#### [Task]
Copy all lines below containing "usługi".

——————————

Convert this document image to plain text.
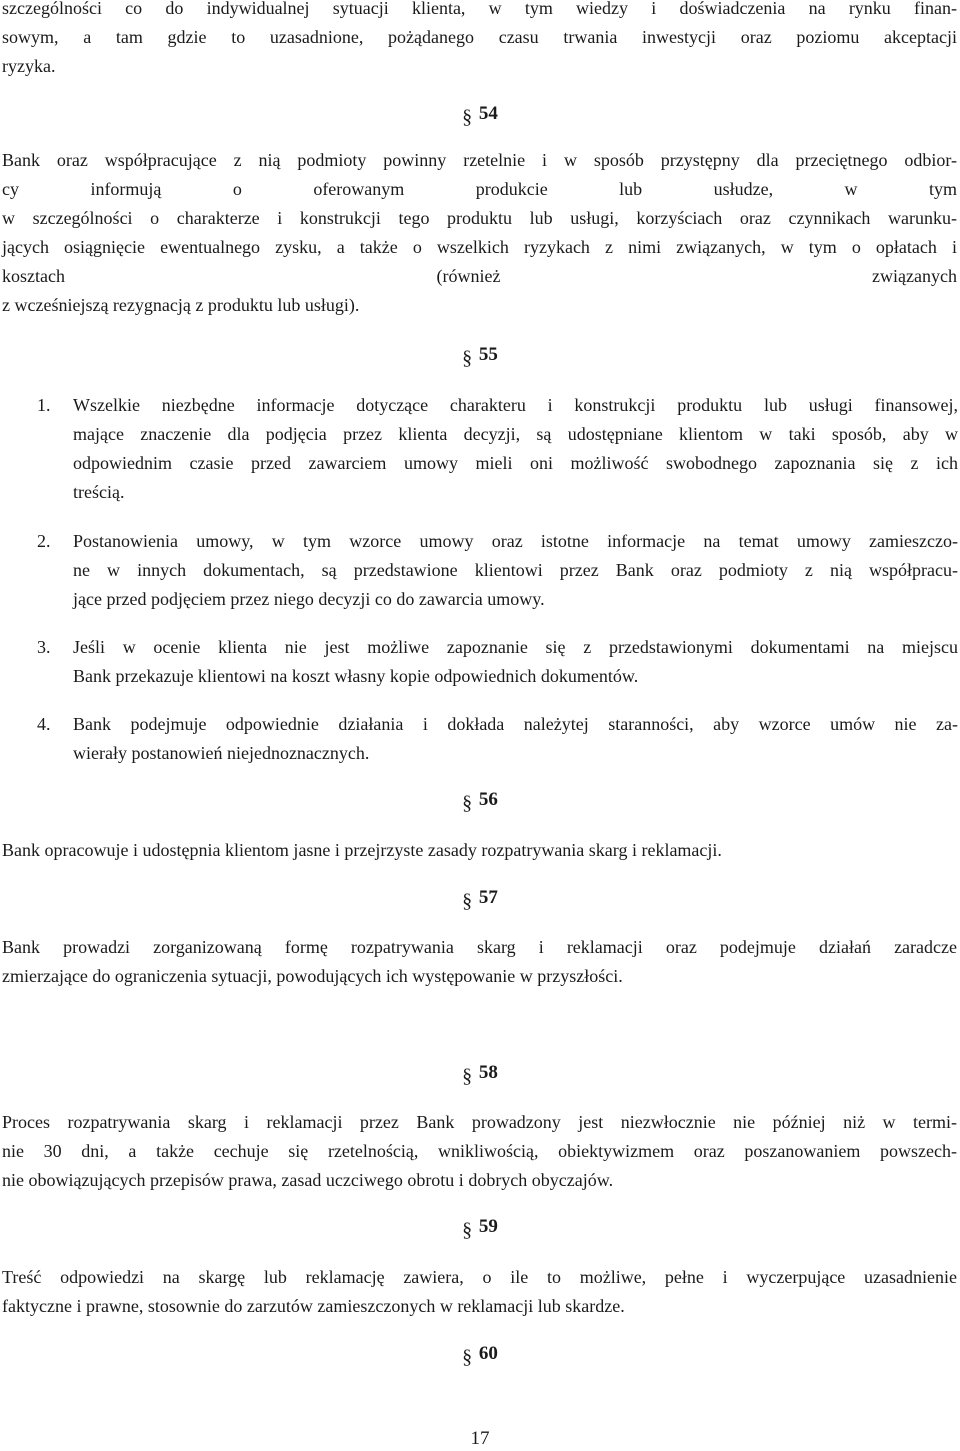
szczególności co do indywidualnej sytuacji klienta, w tym wiedzy i doświadczenia na rynku finan-
sowym, a tam gdzie to uzasadnione, pożądanego czasu trwania inwestycji oraz poziomu akceptacji
ryzyka.
§ 54
Bank oraz współpracujące z nią podmioty powinny rzetelnie i w sposób przystępny dla przeciętnego odbior-
cy informują o oferowanym produkcie lub usłudze, w tym
w szczególności o charakterze i konstrukcji tego produktu lub usługi, korzyściach oraz czynnikach warunku-
jących osiągnięcie ewentualnego zysku, a także o wszelkich ryzykach z nimi związanych, w tym o opłatach i
kosztach (również związanych
z wcześniejszą rezygnacją z produktu lub usługi).
§ 55
1. Wszelkie niezbędne informacje dotyczące charakteru i konstrukcji produktu lub usługi finansowej,
mające znaczenie dla podjęcia przez klienta decyzji, są udostępniane klientom w taki sposób, aby w
odpowiednim czasie przed zawarciem umowy mieli oni możliwość swobodnego zapoznania się z ich
treścią.
2. Postanowienia umowy, w tym wzorce umowy oraz istotne informacje na temat umowy zamieszczo-
ne w innych dokumentach, są przedstawione klientowi przez Bank oraz podmioty z nią współpracu-
jące przed podjęciem przez niego decyzji co do zawarcia umowy.
3. Jeśli w ocenie klienta nie jest możliwe zapoznanie się z przedstawionymi dokumentami na miejscu
Bank przekazuje klientowi na koszt własny kopie odpowiednich dokumentów.
4. Bank podejmuje odpowiednie działania i dokłada należytej staranności, aby wzorce umów nie za-
wierały postanowień niejednoznacznych.
§ 56
Bank opracowuje i udostępnia klientom jasne i przejrzyste zasady rozpatrywania skarg i reklamacji.
§ 57
Bank prowadzi zorganizowaną formę rozpatrywania skarg i reklamacji oraz podejmuje działań zaradcze
zmierzające do ograniczenia sytuacji, powodujących ich występowanie w przyszłości.
§ 58
Proces rozpatrywania skarg i reklamacji przez Bank prowadzony jest niezwłocznie nie później niż w termi-
nie 30 dni, a także cechuje się rzetelnością, wnikliwością, obiektywizmem oraz poszanowaniem powszech-
nie obowiązujących przepisów prawa, zasad uczciwego obrotu i dobrych obyczajów.
§ 59
Treść odpowiedzi na skargę lub reklamację zawiera, o ile to możliwe, pełne i wyczerpujące uzasadnienie
faktyczne i prawne, stosownie do zarzutów zamieszczonych w reklamacji lub skardze.
§ 60
17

——————————

#### [Response to the task]
w szczególności o charakterze i konstrukcji tego produktu lub usługi, korzyściach oraz czynnikach warunku-
z wcześniejszą rezygnacją z produktu lub usługi).
1. Wszelkie niezbędne informacje dotyczące charakteru i konstrukcji produktu lub usługi finansowej,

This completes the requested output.